## START Given entries
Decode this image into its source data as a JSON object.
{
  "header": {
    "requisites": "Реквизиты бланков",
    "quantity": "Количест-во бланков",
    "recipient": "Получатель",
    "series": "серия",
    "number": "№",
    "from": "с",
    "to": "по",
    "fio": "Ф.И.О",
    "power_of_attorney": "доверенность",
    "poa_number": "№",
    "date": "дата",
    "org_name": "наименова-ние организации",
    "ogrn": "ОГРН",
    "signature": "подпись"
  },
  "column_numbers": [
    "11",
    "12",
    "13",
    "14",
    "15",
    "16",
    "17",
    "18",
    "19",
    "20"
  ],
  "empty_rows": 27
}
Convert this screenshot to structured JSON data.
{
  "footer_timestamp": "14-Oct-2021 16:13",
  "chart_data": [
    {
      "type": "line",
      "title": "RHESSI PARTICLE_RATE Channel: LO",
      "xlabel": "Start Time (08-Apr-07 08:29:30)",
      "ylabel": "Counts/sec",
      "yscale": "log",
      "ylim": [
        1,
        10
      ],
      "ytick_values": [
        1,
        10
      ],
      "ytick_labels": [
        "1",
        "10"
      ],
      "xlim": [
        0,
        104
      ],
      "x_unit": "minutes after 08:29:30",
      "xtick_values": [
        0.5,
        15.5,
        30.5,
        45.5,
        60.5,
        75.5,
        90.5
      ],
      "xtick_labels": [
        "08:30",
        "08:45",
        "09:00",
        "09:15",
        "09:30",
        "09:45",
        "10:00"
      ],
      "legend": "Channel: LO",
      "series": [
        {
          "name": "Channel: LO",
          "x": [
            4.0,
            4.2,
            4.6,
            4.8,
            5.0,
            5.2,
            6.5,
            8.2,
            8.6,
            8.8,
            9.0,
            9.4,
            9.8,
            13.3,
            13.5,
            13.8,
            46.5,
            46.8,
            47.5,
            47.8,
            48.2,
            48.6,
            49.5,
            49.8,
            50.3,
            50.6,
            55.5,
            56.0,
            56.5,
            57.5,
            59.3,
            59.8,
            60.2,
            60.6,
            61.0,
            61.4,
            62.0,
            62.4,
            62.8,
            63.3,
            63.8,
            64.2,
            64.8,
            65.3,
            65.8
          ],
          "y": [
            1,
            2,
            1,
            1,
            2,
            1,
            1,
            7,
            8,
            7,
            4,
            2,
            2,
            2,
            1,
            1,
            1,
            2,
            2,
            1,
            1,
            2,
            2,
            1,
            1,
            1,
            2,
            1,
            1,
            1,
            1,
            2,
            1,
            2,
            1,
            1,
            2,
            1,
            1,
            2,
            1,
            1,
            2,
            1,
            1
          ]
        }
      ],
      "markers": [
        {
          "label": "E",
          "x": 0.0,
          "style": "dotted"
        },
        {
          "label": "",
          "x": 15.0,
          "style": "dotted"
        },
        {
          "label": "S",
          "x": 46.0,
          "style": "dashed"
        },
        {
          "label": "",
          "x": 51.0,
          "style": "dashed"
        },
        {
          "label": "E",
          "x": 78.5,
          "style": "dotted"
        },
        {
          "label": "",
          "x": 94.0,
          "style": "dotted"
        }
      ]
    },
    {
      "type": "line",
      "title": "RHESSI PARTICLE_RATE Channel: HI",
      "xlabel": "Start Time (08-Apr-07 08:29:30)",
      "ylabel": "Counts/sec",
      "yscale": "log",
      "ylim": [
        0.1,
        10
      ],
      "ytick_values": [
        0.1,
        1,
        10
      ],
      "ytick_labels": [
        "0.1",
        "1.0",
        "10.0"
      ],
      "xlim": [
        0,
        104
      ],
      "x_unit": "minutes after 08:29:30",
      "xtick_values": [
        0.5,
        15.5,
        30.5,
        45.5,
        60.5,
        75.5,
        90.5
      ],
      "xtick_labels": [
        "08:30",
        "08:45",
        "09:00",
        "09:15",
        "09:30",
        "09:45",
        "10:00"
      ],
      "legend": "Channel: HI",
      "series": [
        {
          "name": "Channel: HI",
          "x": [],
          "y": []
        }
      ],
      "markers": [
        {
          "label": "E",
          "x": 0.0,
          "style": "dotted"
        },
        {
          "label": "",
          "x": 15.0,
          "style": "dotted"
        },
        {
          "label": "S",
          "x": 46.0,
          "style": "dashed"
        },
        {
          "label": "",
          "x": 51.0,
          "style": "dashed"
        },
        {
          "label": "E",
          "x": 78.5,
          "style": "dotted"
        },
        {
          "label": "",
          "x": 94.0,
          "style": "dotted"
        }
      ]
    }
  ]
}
## END Given entries
→ Exercise goal
Please output the entire listing exactly as it stands.

→ Solution to the exercise
Decode this image into its source data as a JSON object.
{
  "header": {
    "requisites": "Реквизиты бланков",
    "quantity": "Количест-во бланков",
    "recipient": "Получатель",
    "series": "серия",
    "number": "№",
    "from": "с",
    "to": "по",
    "fio": "Ф.И.О",
    "power_of_attorney": "доверенность",
    "poa_number": "№",
    "date": "дата",
    "org_name": "наименова-ние организации",
    "ogrn": "ОГРН",
    "signature": "подпись"
  },
  "column_numbers": [
    "11",
    "12",
    "13",
    "14",
    "15",
    "16",
    "17",
    "18",
    "19",
    "20"
  ],
  "empty_rows": 27
}
Convert this screenshot to structured JSON data.
{
  "footer_timestamp": "14-Oct-2021 16:13",
  "chart_data": [
    {
      "type": "line",
      "title": "RHESSI PARTICLE_RATE Channel: LO",
      "xlabel": "Start Time (08-Apr-07 08:29:30)",
      "ylabel": "Counts/sec",
      "yscale": "log",
      "ylim": [
        1,
        10
      ],
      "ytick_values": [
        1,
        10
      ],
      "ytick_labels": [
        "1",
        "10"
      ],
      "xlim": [
        0,
        104
      ],
      "x_unit": "minutes after 08:29:30",
      "xtick_values": [
        0.5,
        15.5,
        30.5,
        45.5,
        60.5,
        75.5,
        90.5
      ],
      "xtick_labels": [
        "08:30",
        "08:45",
        "09:00",
        "09:15",
        "09:30",
        "09:45",
        "10:00"
      ],
      "legend": "Channel: LO",
      "series": [
        {
          "name": "Channel: LO",
          "x": [
            4.0,
            4.2,
            4.6,
            4.8,
            5.0,
            5.2,
            6.5,
            8.2,
            8.6,
            8.8,
            9.0,
            9.4,
            9.8,
            13.3,
            13.5,
            13.8,
            46.5,
            46.8,
            47.5,
            47.8,
            48.2,
            48.6,
            49.5,
            49.8,
            50.3,
            50.6,
            55.5,
            56.0,
            56.5,
            57.5,
            59.3,
            59.8,
            60.2,
            60.6,
            61.0,
            61.4,
            62.0,
            62.4,
            62.8,
            63.3,
            63.8,
            64.2,
            64.8,
            65.3,
            65.8
          ],
          "y": [
            1,
            2,
            1,
            1,
            2,
            1,
            1,
            7,
            8,
            7,
            4,
            2,
            2,
            2,
            1,
            1,
            1,
            2,
            2,
            1,
            1,
            2,
            2,
            1,
            1,
            1,
            2,
            1,
            1,
            1,
            1,
            2,
            1,
            2,
            1,
            1,
            2,
            1,
            1,
            2,
            1,
            1,
            2,
            1,
            1
          ]
        }
      ],
      "markers": [
        {
          "label": "E",
          "x": 0.0,
          "style": "dotted"
        },
        {
          "label": "",
          "x": 15.0,
          "style": "dotted"
        },
        {
          "label": "S",
          "x": 46.0,
          "style": "dashed"
        },
        {
          "label": "",
          "x": 51.0,
          "style": "dashed"
        },
        {
          "label": "E",
          "x": 78.5,
          "style": "dotted"
        },
        {
          "label": "",
          "x": 94.0,
          "style": "dotted"
        }
      ]
    },
    {
      "type": "line",
      "title": "RHESSI PARTICLE_RATE Channel: HI",
      "xlabel": "Start Time (08-Apr-07 08:29:30)",
      "ylabel": "Counts/sec",
      "yscale": "log",
      "ylim": [
        0.1,
        10
      ],
      "ytick_values": [
        0.1,
        1,
        10
      ],
      "ytick_labels": [
        "0.1",
        "1.0",
        "10.0"
      ],
      "xlim": [
        0,
        104
      ],
      "x_unit": "minutes after 08:29:30",
      "xtick_values": [
        0.5,
        15.5,
        30.5,
        45.5,
        60.5,
        75.5,
        90.5
      ],
      "xtick_labels": [
        "08:30",
        "08:45",
        "09:00",
        "09:15",
        "09:30",
        "09:45",
        "10:00"
      ],
      "legend": "Channel: HI",
      "series": [
        {
          "name": "Channel: HI",
          "x": [],
          "y": []
        }
      ],
      "markers": [
        {
          "label": "E",
          "x": 0.0,
          "style": "dotted"
        },
        {
          "label": "",
          "x": 15.0,
          "style": "dotted"
        },
        {
          "label": "S",
          "x": 46.0,
          "style": "dashed"
        },
        {
          "label": "",
          "x": 51.0,
          "style": "dashed"
        },
        {
          "label": "E",
          "x": 78.5,
          "style": "dotted"
        },
        {
          "label": "",
          "x": 94.0,
          "style": "dotted"
        }
      ]
    }
  ]
}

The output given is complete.